# Task instructions:
Reproduce the listing word for word, leaving every picture behind.

# Available data:
--------------------------------------------------

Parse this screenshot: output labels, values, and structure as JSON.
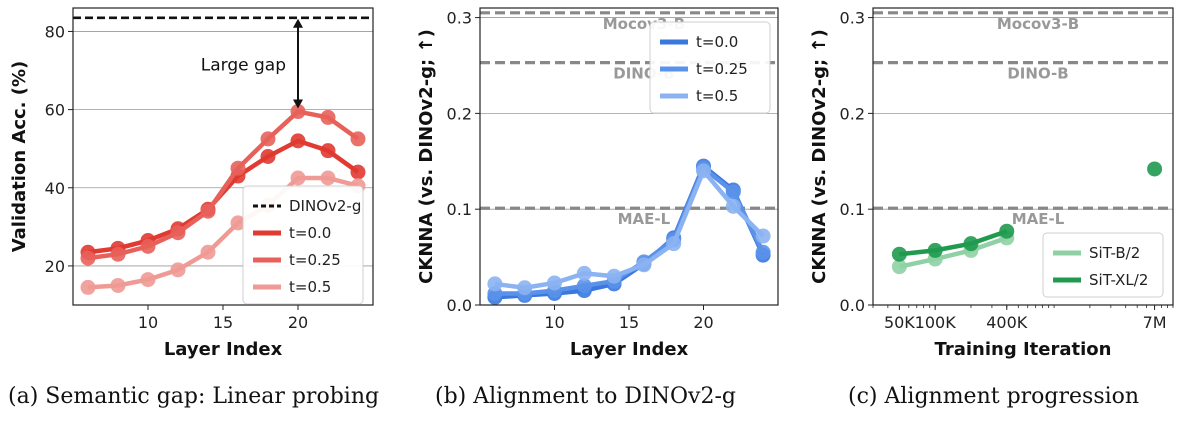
{
  "panels": [
    {
      "caption": "(a) Semantic gap: Linear probing",
      "chart_data": {
        "type": "line",
        "xlabel": "Layer Index",
        "ylabel": "Validation Acc. (%)",
        "xlim": [
          5,
          25
        ],
        "ylim": [
          10,
          86
        ],
        "xticks": [
          10,
          15,
          20
        ],
        "yticks": [
          20,
          40,
          60,
          80
        ],
        "x": [
          6,
          8,
          10,
          12,
          14,
          16,
          18,
          20,
          22,
          24
        ],
        "series": [
          {
            "name": "t=0.0",
            "color": "#e03a31",
            "values": [
              23.5,
              24.5,
              26.5,
              29.5,
              34.5,
              43.0,
              48.0,
              52.0,
              49.5,
              44.0
            ]
          },
          {
            "name": "t=0.25",
            "color": "#e8605a",
            "values": [
              22.0,
              23.0,
              25.0,
              28.5,
              34.0,
              45.0,
              52.5,
              59.5,
              58.0,
              52.5
            ]
          },
          {
            "name": "t=0.5",
            "color": "#f09a95",
            "values": [
              14.5,
              15.0,
              16.5,
              19.0,
              23.5,
              31.0,
              35.5,
              42.5,
              42.5,
              40.5
            ]
          }
        ],
        "reference_lines": [
          {
            "name": "DINOv2-g",
            "value": 83.5,
            "style": "dashed-black"
          }
        ],
        "annotation": "Large gap",
        "grid": "horizontal",
        "legend": "lower-right"
      }
    },
    {
      "caption": "(b) Alignment to DINOv2-g",
      "chart_data": {
        "type": "line",
        "xlabel": "Layer Index",
        "ylabel": "CKNNA (vs. DINOv2-g; ↑)",
        "xlim": [
          5,
          25
        ],
        "ylim": [
          0,
          0.31
        ],
        "xticks": [
          10,
          15,
          20
        ],
        "yticks": [
          "0.0",
          "0.1",
          "0.2",
          "0.3"
        ],
        "ytick_values": [
          0,
          0.1,
          0.2,
          0.3
        ],
        "x": [
          6,
          8,
          10,
          12,
          14,
          16,
          18,
          20,
          22,
          24
        ],
        "series": [
          {
            "name": "t=0.0",
            "color": "#3a78e0",
            "values": [
              0.008,
              0.01,
              0.012,
              0.015,
              0.022,
              0.043,
              0.07,
              0.145,
              0.12,
              0.052
            ]
          },
          {
            "name": "t=0.25",
            "color": "#5a92ea",
            "values": [
              0.012,
              0.012,
              0.015,
              0.02,
              0.025,
              0.045,
              0.068,
              0.143,
              0.118,
              0.055
            ]
          },
          {
            "name": "t=0.5",
            "color": "#8bb3f2",
            "values": [
              0.022,
              0.018,
              0.023,
              0.033,
              0.03,
              0.042,
              0.064,
              0.14,
              0.103,
              0.072
            ]
          }
        ],
        "reference_lines": [
          {
            "name": "Mocov3-B",
            "value": 0.305
          },
          {
            "name": "DINO-B",
            "value": 0.253
          },
          {
            "name": "MAE-L",
            "value": 0.101
          }
        ],
        "grid": "horizontal",
        "legend": "top-right"
      }
    },
    {
      "caption": "(c) Alignment progression",
      "chart_data": {
        "type": "line",
        "xlabel": "Training Iteration",
        "ylabel": "CKNNA (vs. DINOv2-g; ↑)",
        "xscale": "log",
        "xlim": [
          30000,
          10000000
        ],
        "ylim": [
          0,
          0.31
        ],
        "xticks": [
          "50K",
          "100K",
          "400K",
          "7M"
        ],
        "xtick_values": [
          50000,
          100000,
          400000,
          7000000
        ],
        "yticks": [
          "0.0",
          "0.1",
          "0.2",
          "0.3"
        ],
        "ytick_values": [
          0,
          0.1,
          0.2,
          0.3
        ],
        "series": [
          {
            "name": "SiT-B/2",
            "color": "#8fd1a4",
            "x": [
              50000,
              100000,
              200000,
              400000
            ],
            "values": [
              0.04,
              0.048,
              0.057,
              0.07
            ]
          },
          {
            "name": "SiT-XL/2",
            "color": "#1f9a4f",
            "x": [
              50000,
              100000,
              200000,
              400000
            ],
            "values": [
              0.053,
              0.057,
              0.064,
              0.077
            ]
          },
          {
            "name": "",
            "color": "#1f9a4f",
            "x": [
              7000000
            ],
            "values": [
              0.142
            ],
            "markers_only": true
          }
        ],
        "reference_lines": [
          {
            "name": "Mocov3-B",
            "value": 0.305
          },
          {
            "name": "DINO-B",
            "value": 0.253
          },
          {
            "name": "MAE-L",
            "value": 0.101
          }
        ],
        "grid": "horizontal",
        "legend": "lower-right"
      }
    }
  ]
}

--------------------------------------------------

# Solution to this task:
Parse this screenshot: output labels, values, and structure as JSON.
{
  "panels": [
    {
      "caption": "(a) Semantic gap: Linear probing",
      "chart_data": {
        "type": "line",
        "xlabel": "Layer Index",
        "ylabel": "Validation Acc. (%)",
        "xlim": [
          5,
          25
        ],
        "ylim": [
          10,
          86
        ],
        "xticks": [
          10,
          15,
          20
        ],
        "yticks": [
          20,
          40,
          60,
          80
        ],
        "x": [
          6,
          8,
          10,
          12,
          14,
          16,
          18,
          20,
          22,
          24
        ],
        "series": [
          {
            "name": "t=0.0",
            "color": "#e03a31",
            "values": [
              23.5,
              24.5,
              26.5,
              29.5,
              34.5,
              43.0,
              48.0,
              52.0,
              49.5,
              44.0
            ]
          },
          {
            "name": "t=0.25",
            "color": "#e8605a",
            "values": [
              22.0,
              23.0,
              25.0,
              28.5,
              34.0,
              45.0,
              52.5,
              59.5,
              58.0,
              52.5
            ]
          },
          {
            "name": "t=0.5",
            "color": "#f09a95",
            "values": [
              14.5,
              15.0,
              16.5,
              19.0,
              23.5,
              31.0,
              35.5,
              42.5,
              42.5,
              40.5
            ]
          }
        ],
        "reference_lines": [
          {
            "name": "DINOv2-g",
            "value": 83.5,
            "style": "dashed-black"
          }
        ],
        "annotation": "Large gap",
        "grid": "horizontal",
        "legend": "lower-right"
      }
    },
    {
      "caption": "(b) Alignment to DINOv2-g",
      "chart_data": {
        "type": "line",
        "xlabel": "Layer Index",
        "ylabel": "CKNNA (vs. DINOv2-g; ↑)",
        "xlim": [
          5,
          25
        ],
        "ylim": [
          0,
          0.31
        ],
        "xticks": [
          10,
          15,
          20
        ],
        "yticks": [
          "0.0",
          "0.1",
          "0.2",
          "0.3"
        ],
        "ytick_values": [
          0,
          0.1,
          0.2,
          0.3
        ],
        "x": [
          6,
          8,
          10,
          12,
          14,
          16,
          18,
          20,
          22,
          24
        ],
        "series": [
          {
            "name": "t=0.0",
            "color": "#3a78e0",
            "values": [
              0.008,
              0.01,
              0.012,
              0.015,
              0.022,
              0.043,
              0.07,
              0.145,
              0.12,
              0.052
            ]
          },
          {
            "name": "t=0.25",
            "color": "#5a92ea",
            "values": [
              0.012,
              0.012,
              0.015,
              0.02,
              0.025,
              0.045,
              0.068,
              0.143,
              0.118,
              0.055
            ]
          },
          {
            "name": "t=0.5",
            "color": "#8bb3f2",
            "values": [
              0.022,
              0.018,
              0.023,
              0.033,
              0.03,
              0.042,
              0.064,
              0.14,
              0.103,
              0.072
            ]
          }
        ],
        "reference_lines": [
          {
            "name": "Mocov3-B",
            "value": 0.305
          },
          {
            "name": "DINO-B",
            "value": 0.253
          },
          {
            "name": "MAE-L",
            "value": 0.101
          }
        ],
        "grid": "horizontal",
        "legend": "top-right"
      }
    },
    {
      "caption": "(c) Alignment progression",
      "chart_data": {
        "type": "line",
        "xlabel": "Training Iteration",
        "ylabel": "CKNNA (vs. DINOv2-g; ↑)",
        "xscale": "log",
        "xlim": [
          30000,
          10000000
        ],
        "ylim": [
          0,
          0.31
        ],
        "xticks": [
          "50K",
          "100K",
          "400K",
          "7M"
        ],
        "xtick_values": [
          50000,
          100000,
          400000,
          7000000
        ],
        "yticks": [
          "0.0",
          "0.1",
          "0.2",
          "0.3"
        ],
        "ytick_values": [
          0,
          0.1,
          0.2,
          0.3
        ],
        "series": [
          {
            "name": "SiT-B/2",
            "color": "#8fd1a4",
            "x": [
              50000,
              100000,
              200000,
              400000
            ],
            "values": [
              0.04,
              0.048,
              0.057,
              0.07
            ]
          },
          {
            "name": "SiT-XL/2",
            "color": "#1f9a4f",
            "x": [
              50000,
              100000,
              200000,
              400000
            ],
            "values": [
              0.053,
              0.057,
              0.064,
              0.077
            ]
          },
          {
            "name": "",
            "color": "#1f9a4f",
            "x": [
              7000000
            ],
            "values": [
              0.142
            ],
            "markers_only": true
          }
        ],
        "reference_lines": [
          {
            "name": "Mocov3-B",
            "value": 0.305
          },
          {
            "name": "DINO-B",
            "value": 0.253
          },
          {
            "name": "MAE-L",
            "value": 0.101
          }
        ],
        "grid": "horizontal",
        "legend": "lower-right"
      }
    }
  ]
}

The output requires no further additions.